I really hope D4 isn’t like this at all.

:100: exactly this. Not every game has to be for everyone or cater to the biggest denominator, unless you want your game to be bland and unchallenging in the end.

Know your market and if people do not belong to that market do not enjoy the game. That is fine, they were not your market anyway. It only becomes a problem if the players who are your market think game is no fun. Even if others take their place that want less challenge, cause you still missed the mark for your fans even if make more money and that bigger market tends to be way more fickle as the fans and the competition for mainstream audience is much bigger and intense. So can seem nice more turnover now for a bit and death as a company 10 years later since you have no market anymore or tried to hold a market you did not fit…

Today’s world is way more different than 2000. Most people don’t have time to grind for pixels and try hard.

It’s for the more casual players, others would uncheck it in options.

Guys, there’s no need for elitism and selfishness. Diablo must unite players, not separate them. That’s why bartering and scamming have to go. Endless paragon too.

Diablo is about making the player the hero that destroys the evil. Everyone has the right to be a hero feeling good. Guides popularity wouldn’t be so big on the Internet if people didn’t need help with games.

Job A: In the forum thread, what year is today's world compared to?
Job B: Rewrite the forum thread's passage starting with "Know your market" and going on through "and try hard.", using "studio" in place of "company".

Recorded information:
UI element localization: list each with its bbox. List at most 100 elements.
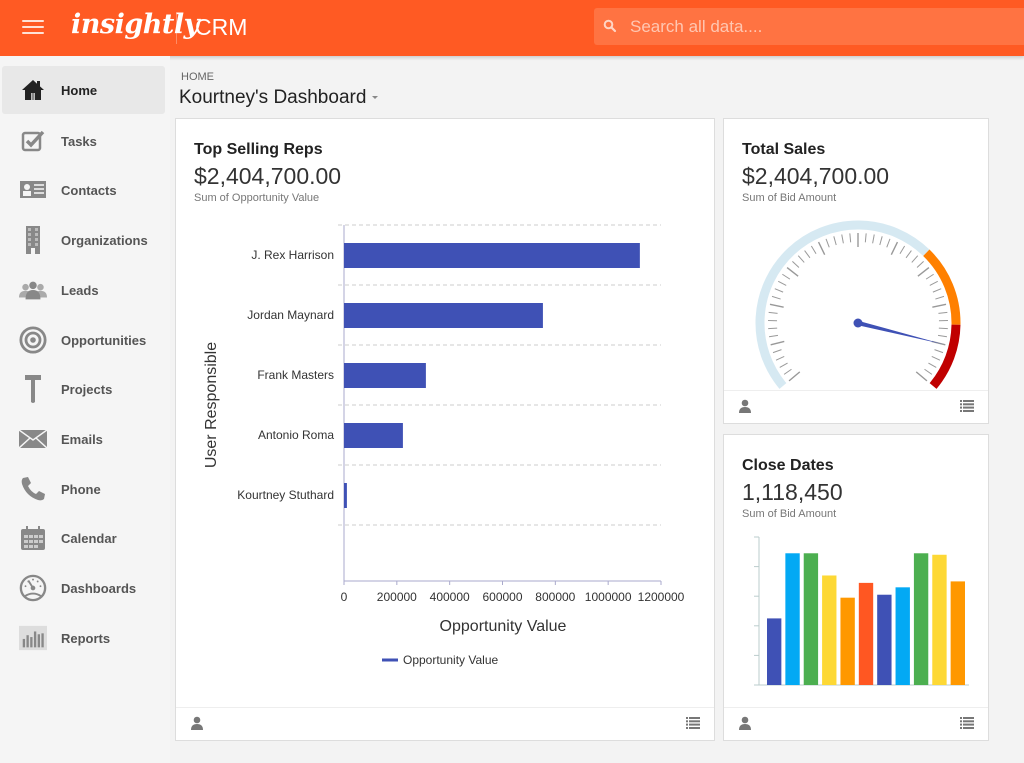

Right answer A: 2000

Right answer B:
Know your market and if people do not belong to that market do not enjoy the game. That is fine, they were not your market anyway. It only becomes a problem if the players who are your market think game is no fun. Even if others take their place that want less challenge, cause you still missed the mark for your fans even if make more money and that bigger market tends to be way more fickle as the fans and the competition for mainstream audience is much bigger and intense. So can seem nice more turnover now for a bit and death as a studio 10 years later since you have no market anymore or tried to hold a market you did not fit…

Today’s world is way more different than 2000. Most people don’t have time to grind for pixels and try hard.